Extracted data entries
══════

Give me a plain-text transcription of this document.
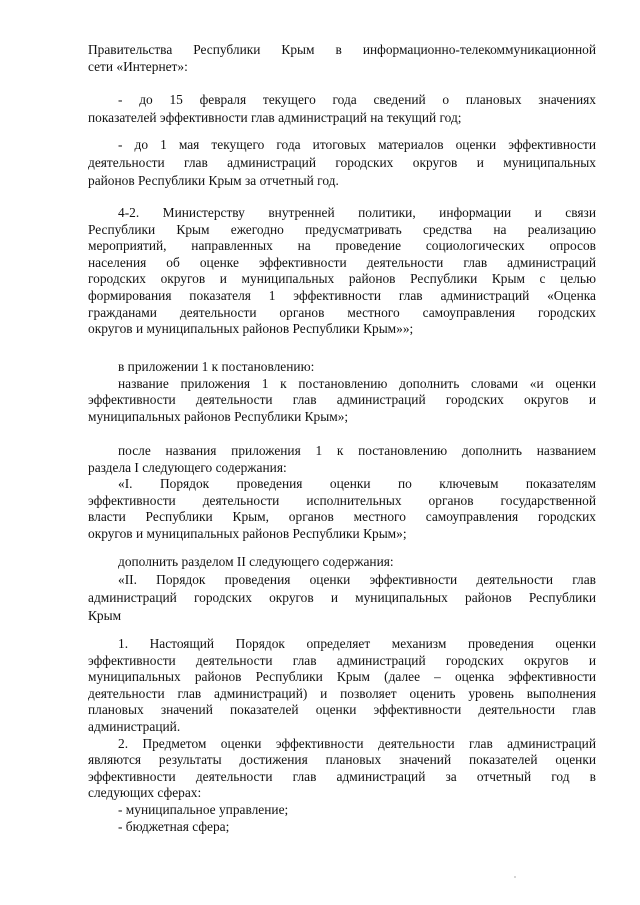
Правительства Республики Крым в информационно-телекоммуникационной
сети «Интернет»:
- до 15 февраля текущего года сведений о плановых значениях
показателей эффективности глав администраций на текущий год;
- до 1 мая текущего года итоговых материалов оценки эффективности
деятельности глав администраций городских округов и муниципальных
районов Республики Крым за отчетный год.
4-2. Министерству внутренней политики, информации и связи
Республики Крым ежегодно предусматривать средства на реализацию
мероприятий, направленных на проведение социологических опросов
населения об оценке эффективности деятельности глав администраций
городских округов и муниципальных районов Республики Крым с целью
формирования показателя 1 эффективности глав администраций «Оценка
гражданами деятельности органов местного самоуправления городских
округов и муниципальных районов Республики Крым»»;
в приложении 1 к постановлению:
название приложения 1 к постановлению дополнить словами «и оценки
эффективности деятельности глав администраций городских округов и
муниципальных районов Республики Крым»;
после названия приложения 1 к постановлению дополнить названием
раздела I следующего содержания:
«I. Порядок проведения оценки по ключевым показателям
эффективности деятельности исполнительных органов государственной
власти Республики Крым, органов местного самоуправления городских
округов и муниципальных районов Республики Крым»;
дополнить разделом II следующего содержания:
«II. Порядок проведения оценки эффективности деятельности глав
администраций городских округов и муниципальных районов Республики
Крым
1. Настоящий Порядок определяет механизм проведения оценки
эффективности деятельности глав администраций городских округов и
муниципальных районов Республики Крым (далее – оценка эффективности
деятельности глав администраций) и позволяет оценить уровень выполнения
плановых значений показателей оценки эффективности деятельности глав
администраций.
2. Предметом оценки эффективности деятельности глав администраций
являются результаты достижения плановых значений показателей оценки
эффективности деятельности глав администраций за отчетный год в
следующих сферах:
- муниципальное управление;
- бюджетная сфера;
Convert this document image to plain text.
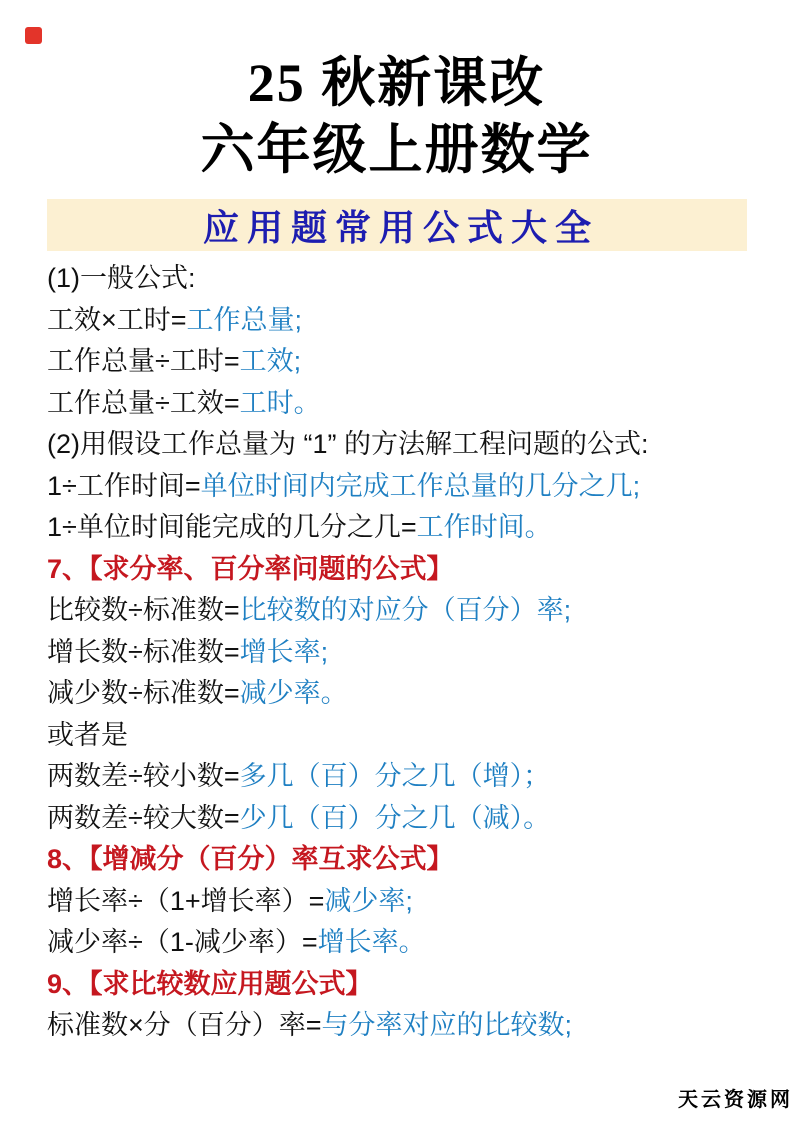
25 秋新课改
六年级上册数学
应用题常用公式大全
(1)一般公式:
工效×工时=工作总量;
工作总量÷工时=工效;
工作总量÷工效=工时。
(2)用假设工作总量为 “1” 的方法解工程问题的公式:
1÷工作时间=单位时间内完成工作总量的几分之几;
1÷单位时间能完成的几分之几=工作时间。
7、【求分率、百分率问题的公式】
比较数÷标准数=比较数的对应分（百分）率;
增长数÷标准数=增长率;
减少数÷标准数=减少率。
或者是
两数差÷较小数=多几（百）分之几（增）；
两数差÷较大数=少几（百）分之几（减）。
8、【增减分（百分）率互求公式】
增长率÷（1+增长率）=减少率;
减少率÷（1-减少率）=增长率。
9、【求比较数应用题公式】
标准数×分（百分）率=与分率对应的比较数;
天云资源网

══════

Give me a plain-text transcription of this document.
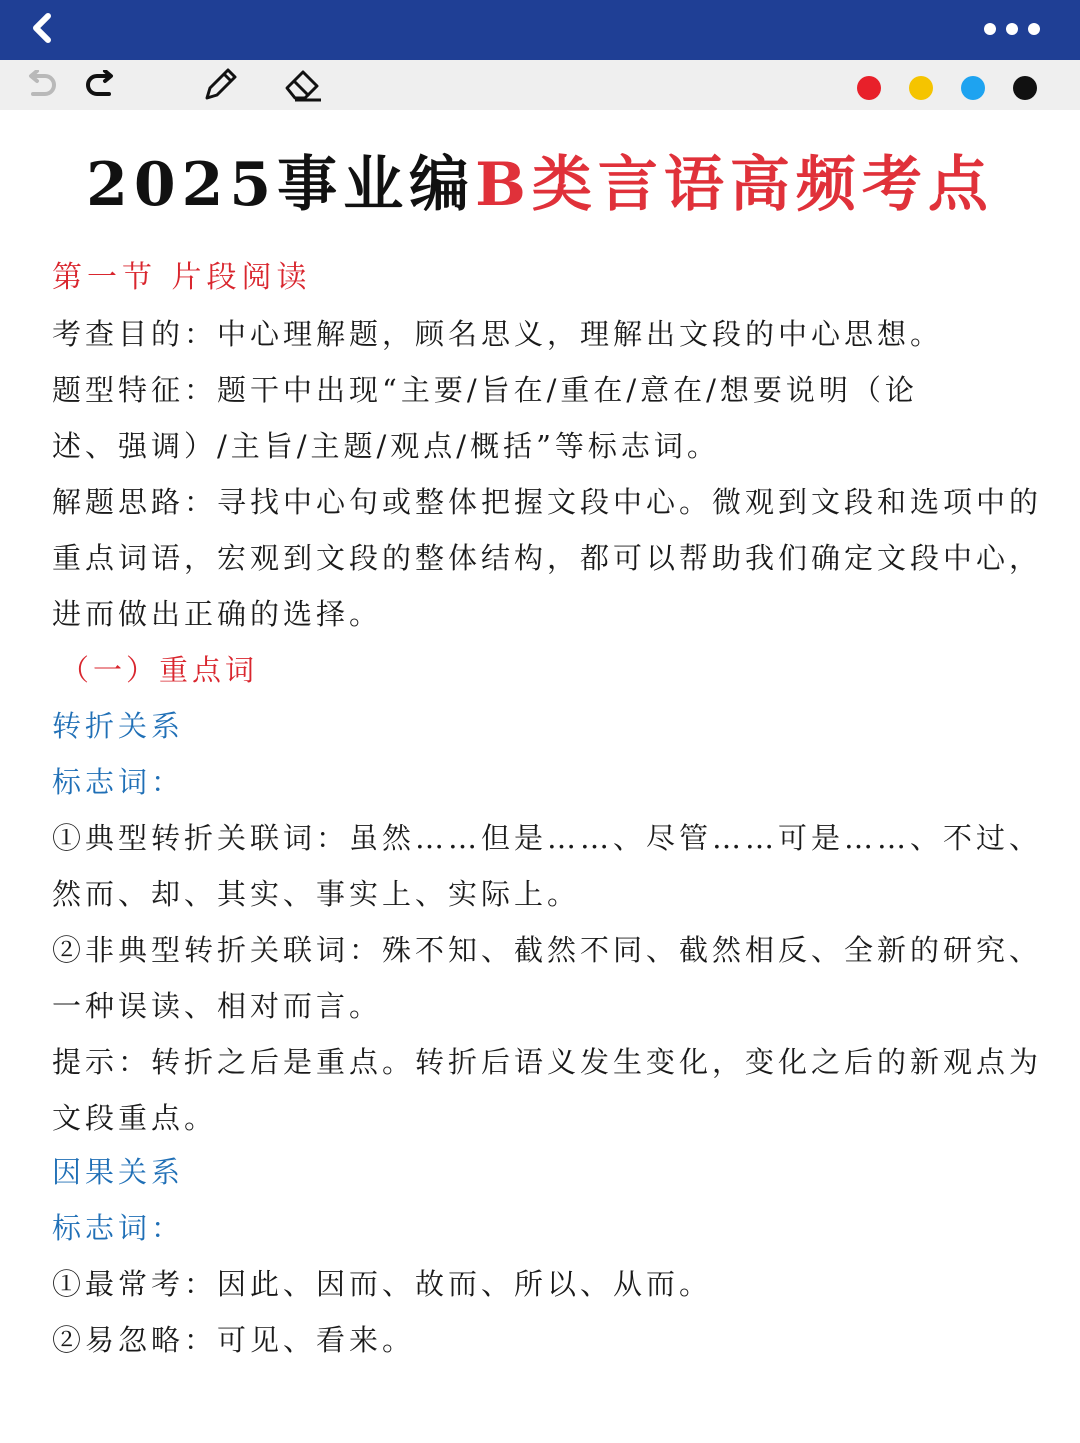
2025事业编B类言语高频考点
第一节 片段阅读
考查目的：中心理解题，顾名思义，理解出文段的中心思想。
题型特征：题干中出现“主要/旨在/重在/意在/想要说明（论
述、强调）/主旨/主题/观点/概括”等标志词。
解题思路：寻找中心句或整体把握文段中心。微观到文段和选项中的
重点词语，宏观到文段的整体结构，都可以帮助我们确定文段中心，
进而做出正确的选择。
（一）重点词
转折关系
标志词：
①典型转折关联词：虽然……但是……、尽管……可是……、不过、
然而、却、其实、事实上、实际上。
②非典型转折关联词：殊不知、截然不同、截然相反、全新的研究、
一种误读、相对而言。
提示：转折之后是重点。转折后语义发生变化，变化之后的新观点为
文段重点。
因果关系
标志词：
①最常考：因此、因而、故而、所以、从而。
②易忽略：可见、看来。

══════

## WHAT IS NEEDED
Where a line in the entries holds the word "проведения", copy that line.

## TASK OUTPUT
«I. Порядок проведения оценки по ключевым показателям
«II. Порядок проведения оценки эффективности деятельности глав
1. Настоящий Порядок определяет механизм проведения оценки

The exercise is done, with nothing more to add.